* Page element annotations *
———
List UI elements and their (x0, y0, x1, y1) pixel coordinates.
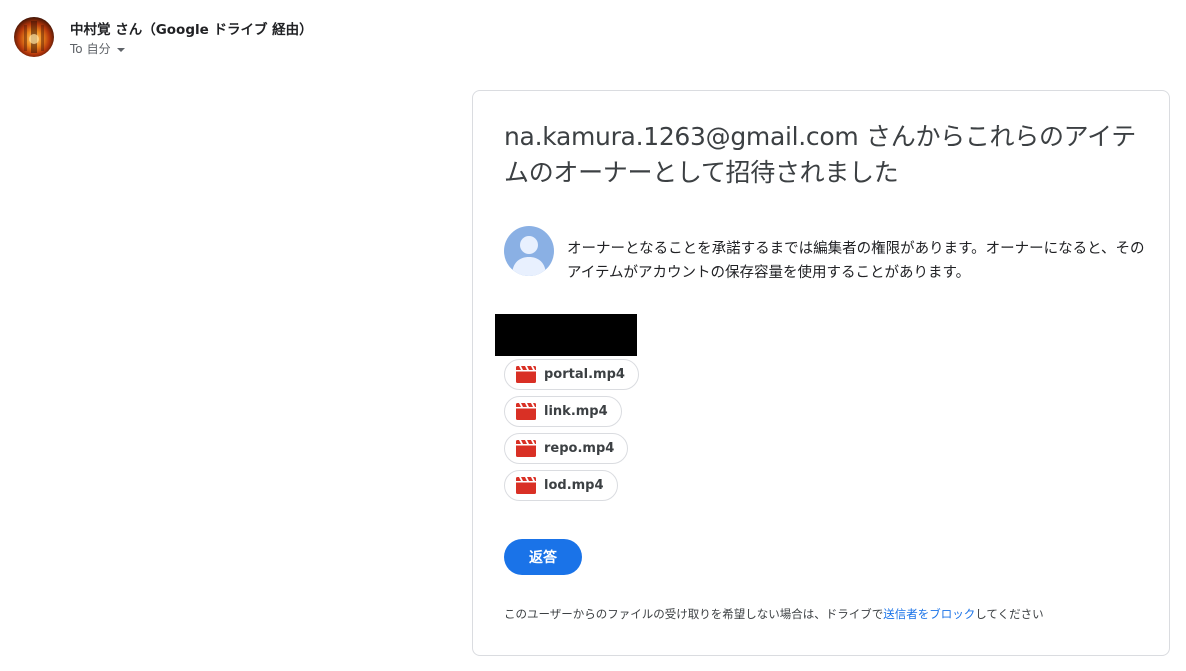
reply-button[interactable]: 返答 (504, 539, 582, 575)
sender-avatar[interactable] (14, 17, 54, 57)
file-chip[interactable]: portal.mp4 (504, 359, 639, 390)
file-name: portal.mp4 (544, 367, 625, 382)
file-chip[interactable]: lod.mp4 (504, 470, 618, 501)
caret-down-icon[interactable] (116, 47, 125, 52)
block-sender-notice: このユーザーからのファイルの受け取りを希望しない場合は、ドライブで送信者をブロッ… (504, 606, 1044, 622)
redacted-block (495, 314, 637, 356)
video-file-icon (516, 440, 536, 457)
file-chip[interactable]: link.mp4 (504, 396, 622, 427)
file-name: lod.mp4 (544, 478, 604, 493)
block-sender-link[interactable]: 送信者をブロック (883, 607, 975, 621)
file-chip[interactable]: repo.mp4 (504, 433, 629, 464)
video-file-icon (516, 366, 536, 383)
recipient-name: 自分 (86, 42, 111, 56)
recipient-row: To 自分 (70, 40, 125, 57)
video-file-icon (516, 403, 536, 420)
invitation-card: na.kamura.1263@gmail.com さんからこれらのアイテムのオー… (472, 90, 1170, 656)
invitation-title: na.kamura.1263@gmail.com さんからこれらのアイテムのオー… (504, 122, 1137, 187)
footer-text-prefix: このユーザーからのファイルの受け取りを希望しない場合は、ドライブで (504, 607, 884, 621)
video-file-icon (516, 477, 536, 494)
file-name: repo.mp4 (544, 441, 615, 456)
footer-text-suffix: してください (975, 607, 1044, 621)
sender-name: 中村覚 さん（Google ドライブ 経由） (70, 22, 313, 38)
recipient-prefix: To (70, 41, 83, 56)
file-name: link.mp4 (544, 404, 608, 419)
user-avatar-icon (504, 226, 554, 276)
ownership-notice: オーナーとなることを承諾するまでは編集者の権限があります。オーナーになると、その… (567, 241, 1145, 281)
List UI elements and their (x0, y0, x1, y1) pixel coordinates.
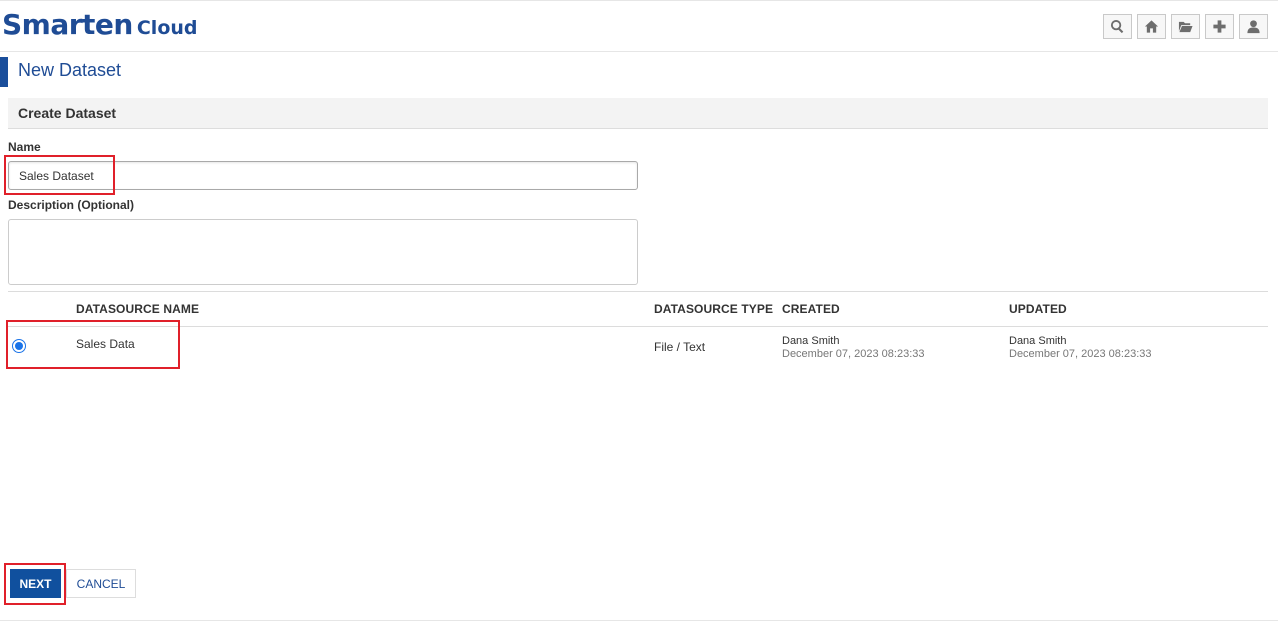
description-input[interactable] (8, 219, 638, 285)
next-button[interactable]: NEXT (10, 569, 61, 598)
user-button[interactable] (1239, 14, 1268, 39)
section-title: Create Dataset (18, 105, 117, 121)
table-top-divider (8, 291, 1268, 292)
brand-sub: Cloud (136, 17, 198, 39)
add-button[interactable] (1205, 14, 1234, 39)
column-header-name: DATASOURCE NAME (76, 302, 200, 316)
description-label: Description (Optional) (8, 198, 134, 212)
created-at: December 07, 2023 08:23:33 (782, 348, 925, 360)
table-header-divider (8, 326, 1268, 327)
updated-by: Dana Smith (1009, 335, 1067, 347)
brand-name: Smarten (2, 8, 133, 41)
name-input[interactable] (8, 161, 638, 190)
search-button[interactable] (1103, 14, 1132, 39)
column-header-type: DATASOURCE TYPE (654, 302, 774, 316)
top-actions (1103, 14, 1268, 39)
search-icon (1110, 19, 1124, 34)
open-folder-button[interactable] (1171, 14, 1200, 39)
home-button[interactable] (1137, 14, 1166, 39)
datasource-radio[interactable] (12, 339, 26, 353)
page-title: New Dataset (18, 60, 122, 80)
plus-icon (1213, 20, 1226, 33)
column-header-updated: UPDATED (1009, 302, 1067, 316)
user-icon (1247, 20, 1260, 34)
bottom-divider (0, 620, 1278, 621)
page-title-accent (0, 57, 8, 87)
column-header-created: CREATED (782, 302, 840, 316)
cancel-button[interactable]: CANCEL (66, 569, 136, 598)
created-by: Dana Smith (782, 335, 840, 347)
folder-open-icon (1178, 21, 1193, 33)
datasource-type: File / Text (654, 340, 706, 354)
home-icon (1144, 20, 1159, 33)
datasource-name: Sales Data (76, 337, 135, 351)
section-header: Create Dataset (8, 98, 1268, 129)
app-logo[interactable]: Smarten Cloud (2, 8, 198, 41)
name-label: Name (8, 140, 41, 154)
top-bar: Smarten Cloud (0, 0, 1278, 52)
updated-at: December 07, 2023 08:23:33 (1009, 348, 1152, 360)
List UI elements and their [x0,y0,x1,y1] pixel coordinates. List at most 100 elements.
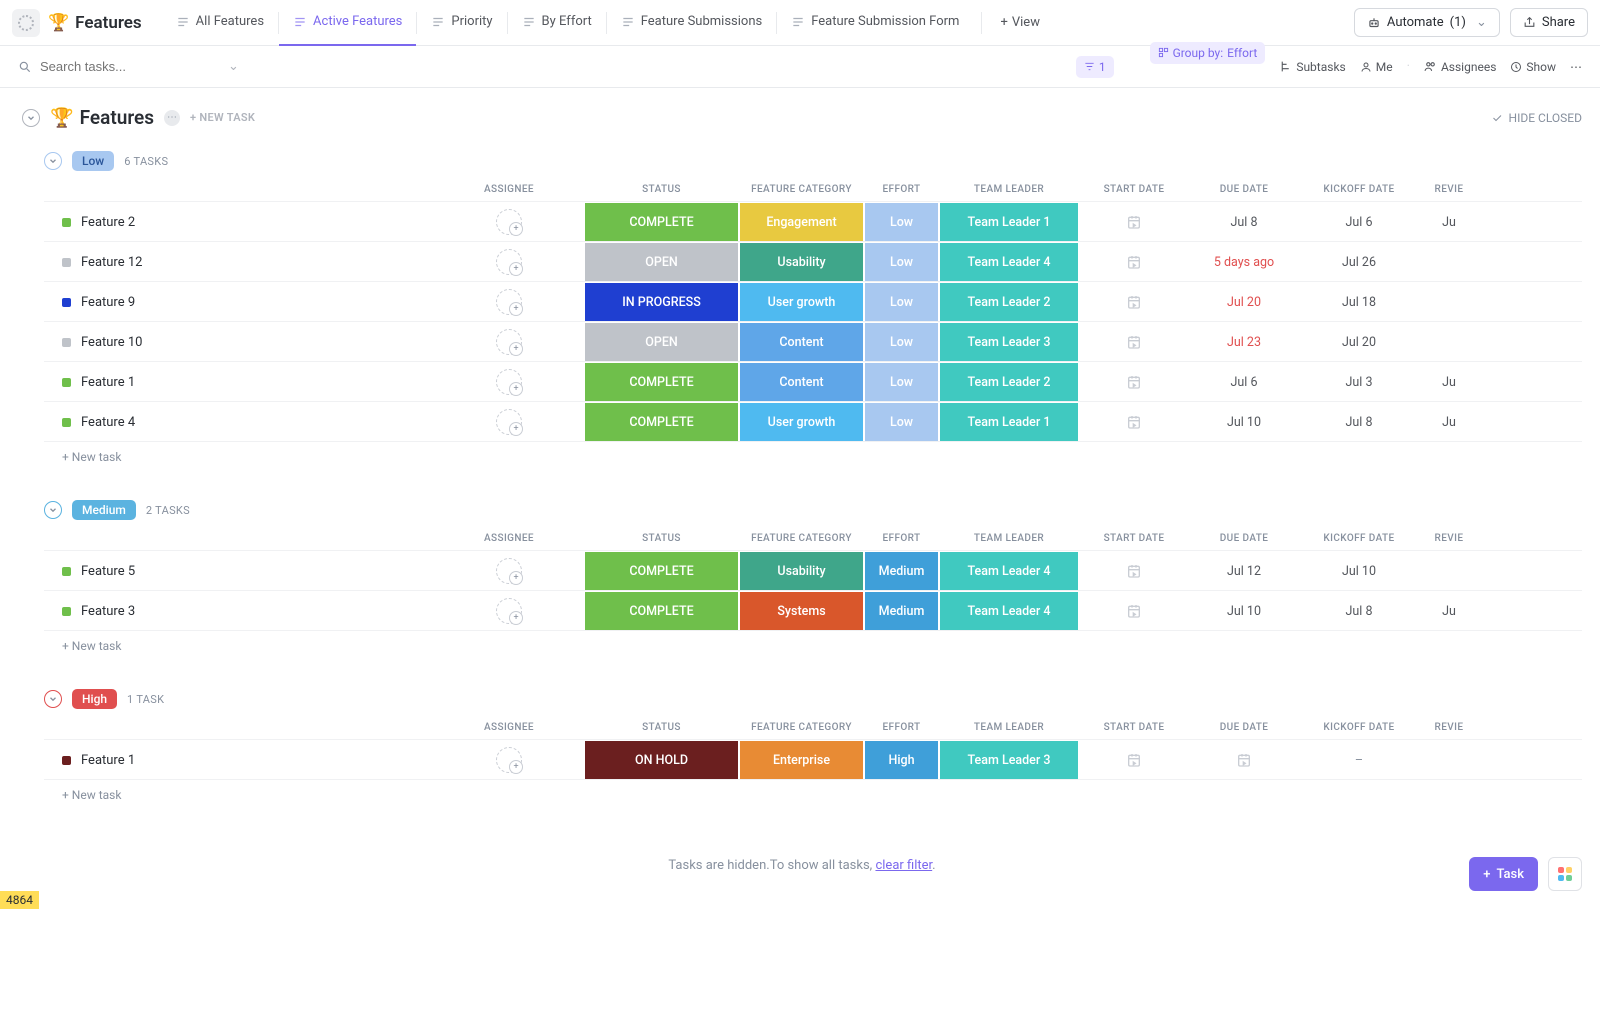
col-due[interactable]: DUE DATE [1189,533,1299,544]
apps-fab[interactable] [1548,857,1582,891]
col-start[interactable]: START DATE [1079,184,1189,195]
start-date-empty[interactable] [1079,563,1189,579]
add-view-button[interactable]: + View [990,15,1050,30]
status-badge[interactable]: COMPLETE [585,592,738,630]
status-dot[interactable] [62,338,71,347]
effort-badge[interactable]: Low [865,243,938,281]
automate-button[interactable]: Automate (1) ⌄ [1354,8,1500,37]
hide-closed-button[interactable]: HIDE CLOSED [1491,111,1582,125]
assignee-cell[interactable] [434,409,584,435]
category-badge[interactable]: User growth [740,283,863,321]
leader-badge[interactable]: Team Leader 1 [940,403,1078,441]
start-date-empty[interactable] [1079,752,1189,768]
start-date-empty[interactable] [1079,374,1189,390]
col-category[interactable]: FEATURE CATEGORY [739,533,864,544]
———
Please quote every line of the listing above word for word, leaving out the pictures.

List UI elements and their (x0, y0, x1, y1) pixel coordinates.
reply-button[interactable]: 返答 (504, 539, 582, 575)
sender-avatar[interactable] (14, 17, 54, 57)
file-chip[interactable]: portal.mp4 (504, 359, 639, 390)
file-name: portal.mp4 (544, 367, 625, 382)
file-chip[interactable]: lod.mp4 (504, 470, 618, 501)
caret-down-icon[interactable] (116, 47, 125, 52)
block-sender-notice: このユーザーからのファイルの受け取りを希望しない場合は、ドライブで送信者をブロッ… (504, 606, 1044, 622)
redacted-block (495, 314, 637, 356)
video-file-icon (516, 440, 536, 457)
file-chip[interactable]: link.mp4 (504, 396, 622, 427)
file-name: lod.mp4 (544, 478, 604, 493)
block-sender-link[interactable]: 送信者をブロック (883, 607, 975, 621)
file-chip[interactable]: repo.mp4 (504, 433, 629, 464)
video-file-icon (516, 366, 536, 383)
recipient-name: 自分 (86, 42, 111, 56)
recipient-row: To 自分 (70, 40, 125, 57)
video-file-icon (516, 403, 536, 420)
invitation-card: na.kamura.1263@gmail.com さんからこれらのアイテムのオー… (472, 90, 1170, 656)
invitation-title: na.kamura.1263@gmail.com さんからこれらのアイテムのオー… (504, 122, 1137, 187)
footer-text-prefix: このユーザーからのファイルの受け取りを希望しない場合は、ドライブで (504, 607, 884, 621)
video-file-icon (516, 477, 536, 494)
file-name: repo.mp4 (544, 441, 615, 456)
footer-text-suffix: してください (975, 607, 1044, 621)
sender-name: 中村覚 さん（Google ドライブ 経由） (70, 22, 313, 38)
recipient-prefix: To (70, 41, 83, 56)
file-name: link.mp4 (544, 404, 608, 419)
user-avatar-icon (504, 226, 554, 276)
ownership-notice: オーナーとなることを承諾するまでは編集者の権限があります。オーナーになると、その… (567, 241, 1145, 281)
List UI elements and their (x0, y0, x1, y1) pixel coordinates.
description-input[interactable] (8, 219, 638, 285)
next-button[interactable]: NEXT (10, 569, 61, 598)
user-button[interactable] (1239, 14, 1268, 39)
section-title: Create Dataset (18, 105, 117, 121)
table-top-divider (8, 291, 1268, 292)
brand-sub: Cloud (136, 17, 198, 39)
add-button[interactable] (1205, 14, 1234, 39)
column-header-name: DATASOURCE NAME (76, 302, 200, 316)
description-label: Description (Optional) (8, 198, 134, 212)
created-at: December 07, 2023 08:23:33 (782, 348, 925, 360)
table-header-divider (8, 326, 1268, 327)
updated-by: Dana Smith (1009, 335, 1067, 347)
brand-name: Smarten (2, 8, 133, 41)
name-input[interactable] (8, 161, 638, 190)
search-button[interactable] (1103, 14, 1132, 39)
column-header-type: DATASOURCE TYPE (654, 302, 774, 316)
top-actions (1103, 14, 1268, 39)
search-icon (1110, 19, 1124, 34)
open-folder-button[interactable] (1171, 14, 1200, 39)
home-button[interactable] (1137, 14, 1166, 39)
datasource-radio[interactable] (12, 339, 26, 353)
page-title: New Dataset (18, 60, 122, 80)
plus-icon (1213, 20, 1226, 33)
column-header-updated: UPDATED (1009, 302, 1067, 316)
user-icon (1247, 20, 1260, 34)
bottom-divider (0, 620, 1278, 621)
page-title-accent (0, 57, 8, 87)
column-header-created: CREATED (782, 302, 840, 316)
cancel-button[interactable]: CANCEL (66, 569, 136, 598)
created-by: Dana Smith (782, 335, 840, 347)
folder-open-icon (1178, 21, 1193, 33)
datasource-type: File / Text (654, 340, 706, 354)
home-icon (1144, 20, 1159, 33)
datasource-name: Sales Data (76, 337, 135, 351)
section-header: Create Dataset (8, 98, 1268, 129)
app-logo[interactable]: Smarten Cloud (2, 8, 198, 41)
name-label: Name (8, 140, 41, 154)
top-bar: Smarten Cloud (0, 0, 1278, 52)
updated-at: December 07, 2023 08:23:33 (1009, 348, 1152, 360)
List UI elements and their [x0,y0,x1,y1] pixel coordinates. List at most 100 elements.
col-due[interactable]: DUE DATE [1189,533,1299,544]
apps-fab[interactable] [1548,857,1582,891]
col-start[interactable]: START DATE [1079,184,1189,195]
start-date-empty[interactable] [1079,563,1189,579]
add-view-button[interactable]: + View [990,15,1050,30]
status-badge[interactable]: COMPLETE [585,592,738,630]
status-dot[interactable] [62,338,71,347]
effort-badge[interactable]: Low [865,243,938,281]
automate-button[interactable]: Automate (1) ⌄ [1354,8,1500,37]
hide-closed-button[interactable]: HIDE CLOSED [1491,111,1582,125]
assignee-cell[interactable] [434,409,584,435]
category-badge[interactable]: User growth [740,283,863,321]
leader-badge[interactable]: Team Leader 1 [940,403,1078,441]
start-date-empty[interactable] [1079,752,1189,768]
start-date-empty[interactable] [1079,374,1189,390]
col-category[interactable]: FEATURE CATEGORY [739,533,864,544]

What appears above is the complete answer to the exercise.